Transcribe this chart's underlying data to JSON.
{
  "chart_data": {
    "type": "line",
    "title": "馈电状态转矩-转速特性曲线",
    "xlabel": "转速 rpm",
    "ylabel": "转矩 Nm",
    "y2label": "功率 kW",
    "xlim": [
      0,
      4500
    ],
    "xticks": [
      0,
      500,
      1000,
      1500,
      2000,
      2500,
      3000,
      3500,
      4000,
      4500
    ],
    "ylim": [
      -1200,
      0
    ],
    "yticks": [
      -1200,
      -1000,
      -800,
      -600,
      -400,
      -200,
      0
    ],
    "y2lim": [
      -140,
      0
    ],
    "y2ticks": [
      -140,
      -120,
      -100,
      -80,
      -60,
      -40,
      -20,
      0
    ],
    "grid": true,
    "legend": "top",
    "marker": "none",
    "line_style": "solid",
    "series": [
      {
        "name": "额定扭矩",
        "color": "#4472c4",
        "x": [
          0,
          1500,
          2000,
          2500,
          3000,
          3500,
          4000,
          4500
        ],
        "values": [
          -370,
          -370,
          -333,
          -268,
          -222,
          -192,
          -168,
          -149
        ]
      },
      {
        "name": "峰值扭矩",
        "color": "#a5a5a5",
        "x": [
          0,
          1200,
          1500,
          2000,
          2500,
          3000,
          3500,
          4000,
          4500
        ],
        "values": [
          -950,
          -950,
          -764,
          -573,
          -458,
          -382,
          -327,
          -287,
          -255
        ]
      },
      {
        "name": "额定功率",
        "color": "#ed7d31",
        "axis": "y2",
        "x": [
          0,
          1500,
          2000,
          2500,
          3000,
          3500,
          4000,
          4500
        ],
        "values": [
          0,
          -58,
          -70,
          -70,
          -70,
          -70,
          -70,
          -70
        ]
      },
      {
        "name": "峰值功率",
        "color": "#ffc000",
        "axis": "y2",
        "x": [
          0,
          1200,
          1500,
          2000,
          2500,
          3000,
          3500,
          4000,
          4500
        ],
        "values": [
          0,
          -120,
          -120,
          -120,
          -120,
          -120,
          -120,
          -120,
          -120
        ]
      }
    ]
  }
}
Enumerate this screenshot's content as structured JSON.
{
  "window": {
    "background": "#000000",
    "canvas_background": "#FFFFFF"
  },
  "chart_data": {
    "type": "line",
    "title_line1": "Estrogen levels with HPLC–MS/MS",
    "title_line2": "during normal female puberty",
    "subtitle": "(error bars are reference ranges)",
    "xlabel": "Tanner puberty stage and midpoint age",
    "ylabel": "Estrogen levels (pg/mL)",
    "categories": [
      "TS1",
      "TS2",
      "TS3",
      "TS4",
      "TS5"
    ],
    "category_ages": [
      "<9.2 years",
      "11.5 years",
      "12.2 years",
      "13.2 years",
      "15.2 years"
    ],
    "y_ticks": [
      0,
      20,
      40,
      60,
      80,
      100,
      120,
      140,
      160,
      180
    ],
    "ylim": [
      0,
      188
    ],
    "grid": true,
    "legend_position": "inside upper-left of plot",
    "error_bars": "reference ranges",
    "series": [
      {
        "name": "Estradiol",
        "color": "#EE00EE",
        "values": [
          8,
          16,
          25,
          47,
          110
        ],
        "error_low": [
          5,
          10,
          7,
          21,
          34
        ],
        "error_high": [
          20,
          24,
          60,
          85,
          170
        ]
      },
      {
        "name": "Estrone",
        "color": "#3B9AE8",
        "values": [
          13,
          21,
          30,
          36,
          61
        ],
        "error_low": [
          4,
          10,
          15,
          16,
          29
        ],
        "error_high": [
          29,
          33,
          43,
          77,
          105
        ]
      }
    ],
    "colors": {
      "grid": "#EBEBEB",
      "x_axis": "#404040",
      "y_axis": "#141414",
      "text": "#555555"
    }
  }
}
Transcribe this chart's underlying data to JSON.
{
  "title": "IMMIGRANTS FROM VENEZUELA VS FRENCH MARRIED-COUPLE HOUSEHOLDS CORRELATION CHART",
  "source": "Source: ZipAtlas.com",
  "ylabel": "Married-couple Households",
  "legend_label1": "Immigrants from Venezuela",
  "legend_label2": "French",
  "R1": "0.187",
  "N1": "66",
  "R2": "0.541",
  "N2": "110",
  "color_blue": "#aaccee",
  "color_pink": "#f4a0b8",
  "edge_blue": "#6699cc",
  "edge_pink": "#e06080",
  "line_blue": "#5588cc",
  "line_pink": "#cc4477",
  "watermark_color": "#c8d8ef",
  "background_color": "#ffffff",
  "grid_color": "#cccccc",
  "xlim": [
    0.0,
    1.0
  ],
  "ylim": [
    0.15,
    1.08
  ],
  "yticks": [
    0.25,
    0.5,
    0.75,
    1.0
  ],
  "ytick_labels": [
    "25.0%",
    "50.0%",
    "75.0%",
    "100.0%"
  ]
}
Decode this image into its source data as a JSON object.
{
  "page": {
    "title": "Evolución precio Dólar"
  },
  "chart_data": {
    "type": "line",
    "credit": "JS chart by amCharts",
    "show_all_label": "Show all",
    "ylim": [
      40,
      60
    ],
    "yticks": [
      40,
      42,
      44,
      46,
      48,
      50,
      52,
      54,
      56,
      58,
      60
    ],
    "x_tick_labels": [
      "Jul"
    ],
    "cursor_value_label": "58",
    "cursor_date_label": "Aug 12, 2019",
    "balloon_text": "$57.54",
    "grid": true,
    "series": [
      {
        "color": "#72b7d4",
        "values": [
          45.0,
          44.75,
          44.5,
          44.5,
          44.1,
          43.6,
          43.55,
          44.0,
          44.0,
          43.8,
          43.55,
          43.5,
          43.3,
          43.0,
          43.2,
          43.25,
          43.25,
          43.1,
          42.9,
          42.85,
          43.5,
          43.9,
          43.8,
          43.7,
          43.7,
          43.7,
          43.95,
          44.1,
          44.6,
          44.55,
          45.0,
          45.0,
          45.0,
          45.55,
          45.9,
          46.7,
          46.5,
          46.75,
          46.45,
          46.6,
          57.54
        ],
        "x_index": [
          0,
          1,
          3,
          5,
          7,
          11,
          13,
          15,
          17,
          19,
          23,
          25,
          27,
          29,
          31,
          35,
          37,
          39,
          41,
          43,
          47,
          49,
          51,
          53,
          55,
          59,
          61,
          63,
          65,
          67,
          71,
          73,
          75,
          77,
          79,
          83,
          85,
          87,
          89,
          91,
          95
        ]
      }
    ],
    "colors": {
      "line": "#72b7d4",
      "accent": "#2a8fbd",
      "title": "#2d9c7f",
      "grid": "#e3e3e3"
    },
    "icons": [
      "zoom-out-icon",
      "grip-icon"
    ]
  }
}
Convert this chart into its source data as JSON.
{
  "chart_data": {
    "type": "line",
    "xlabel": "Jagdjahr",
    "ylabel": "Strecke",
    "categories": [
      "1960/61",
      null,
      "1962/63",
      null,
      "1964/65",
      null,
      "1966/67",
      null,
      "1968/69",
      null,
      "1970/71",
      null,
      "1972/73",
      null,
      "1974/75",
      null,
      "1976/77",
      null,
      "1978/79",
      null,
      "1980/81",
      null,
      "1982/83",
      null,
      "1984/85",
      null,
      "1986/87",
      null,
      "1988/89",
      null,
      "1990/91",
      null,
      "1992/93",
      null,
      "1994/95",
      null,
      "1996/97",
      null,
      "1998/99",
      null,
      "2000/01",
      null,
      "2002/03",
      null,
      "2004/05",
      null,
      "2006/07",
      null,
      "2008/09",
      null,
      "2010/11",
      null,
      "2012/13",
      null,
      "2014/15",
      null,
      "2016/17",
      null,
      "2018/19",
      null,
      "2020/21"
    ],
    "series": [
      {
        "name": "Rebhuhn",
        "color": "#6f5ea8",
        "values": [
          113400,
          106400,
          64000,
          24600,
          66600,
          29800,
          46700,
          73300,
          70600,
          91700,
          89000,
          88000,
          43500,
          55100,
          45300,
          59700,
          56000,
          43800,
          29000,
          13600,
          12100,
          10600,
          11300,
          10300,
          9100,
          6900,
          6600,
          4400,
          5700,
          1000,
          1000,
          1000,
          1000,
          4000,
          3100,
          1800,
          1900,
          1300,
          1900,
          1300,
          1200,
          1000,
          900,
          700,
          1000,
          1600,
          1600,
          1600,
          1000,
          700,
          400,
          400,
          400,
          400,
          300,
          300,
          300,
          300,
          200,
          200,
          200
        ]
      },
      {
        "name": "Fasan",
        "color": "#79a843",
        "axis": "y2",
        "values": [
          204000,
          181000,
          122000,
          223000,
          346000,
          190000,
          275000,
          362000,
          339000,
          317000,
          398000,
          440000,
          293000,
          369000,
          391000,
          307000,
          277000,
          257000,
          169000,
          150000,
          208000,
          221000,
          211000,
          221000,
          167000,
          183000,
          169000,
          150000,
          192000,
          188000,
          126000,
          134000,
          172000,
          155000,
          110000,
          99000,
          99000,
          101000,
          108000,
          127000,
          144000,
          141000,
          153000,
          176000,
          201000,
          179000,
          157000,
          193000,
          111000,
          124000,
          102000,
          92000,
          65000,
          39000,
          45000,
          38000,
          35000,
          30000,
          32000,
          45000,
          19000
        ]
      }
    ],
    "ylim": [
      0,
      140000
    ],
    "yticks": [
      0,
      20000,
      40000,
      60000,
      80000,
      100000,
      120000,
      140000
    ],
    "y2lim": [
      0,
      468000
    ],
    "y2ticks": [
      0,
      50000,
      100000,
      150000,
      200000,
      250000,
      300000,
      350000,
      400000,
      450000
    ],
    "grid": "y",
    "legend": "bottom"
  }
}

> EXERCISE REQUIREMENTS
Identify lines with the string "Estrogen". Copy each one.

> COMPLETED TASK
    "title_line1": "Estrogen levels with HPLC–MS/MS",
    "ylabel": "Estrogen levels (pg/mL)",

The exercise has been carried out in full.